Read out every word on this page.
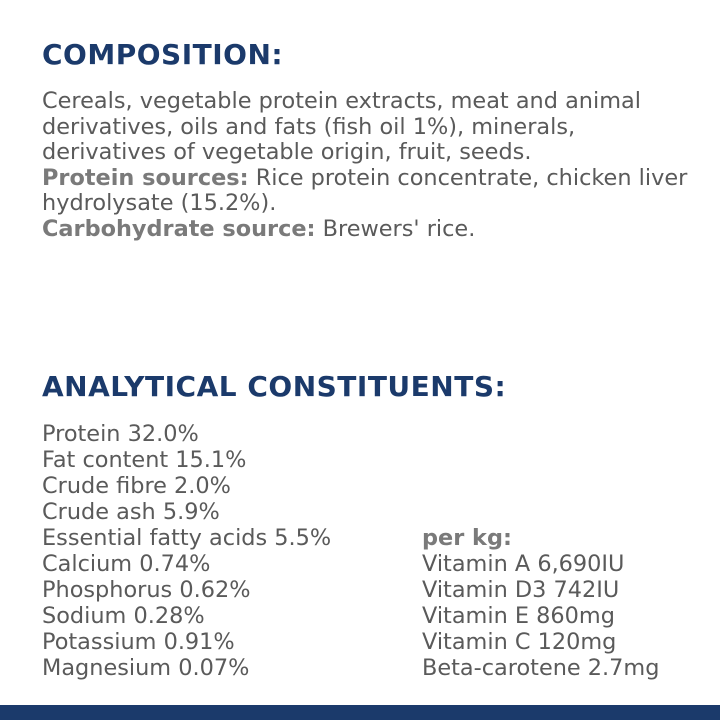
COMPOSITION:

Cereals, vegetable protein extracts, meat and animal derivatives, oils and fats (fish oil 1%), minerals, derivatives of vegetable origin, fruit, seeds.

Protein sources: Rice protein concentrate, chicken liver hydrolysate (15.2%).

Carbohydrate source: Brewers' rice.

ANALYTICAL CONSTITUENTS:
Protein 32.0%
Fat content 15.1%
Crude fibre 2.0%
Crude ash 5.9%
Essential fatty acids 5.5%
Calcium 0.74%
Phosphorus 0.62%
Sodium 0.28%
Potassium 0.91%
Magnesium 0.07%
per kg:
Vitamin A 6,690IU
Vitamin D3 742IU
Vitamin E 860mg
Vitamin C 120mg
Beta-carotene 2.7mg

########################################

### YOUR GOAL
Set the material above down again word for word. Include none of its pictures.

### RESPONSE FOR THIS EXERCISE
Read out every word on this page.
COMPOSITION:

Cereals, vegetable protein extracts, meat and animal derivatives, oils and fats (fish oil 1%), minerals, derivatives of vegetable origin, fruit, seeds.

Protein sources: Rice protein concentrate, chicken liver hydrolysate (15.2%).

Carbohydrate source: Brewers' rice.

ANALYTICAL CONSTITUENTS:
Protein 32.0%
Fat content 15.1%
Crude fibre 2.0%
Crude ash 5.9%
Essential fatty acids 5.5%
Calcium 0.74%
Phosphorus 0.62%
Sodium 0.28%
Potassium 0.91%
Magnesium 0.07%
per kg:
Vitamin A 6,690IU
Vitamin D3 742IU
Vitamin E 860mg
Vitamin C 120mg
Beta-carotene 2.7mg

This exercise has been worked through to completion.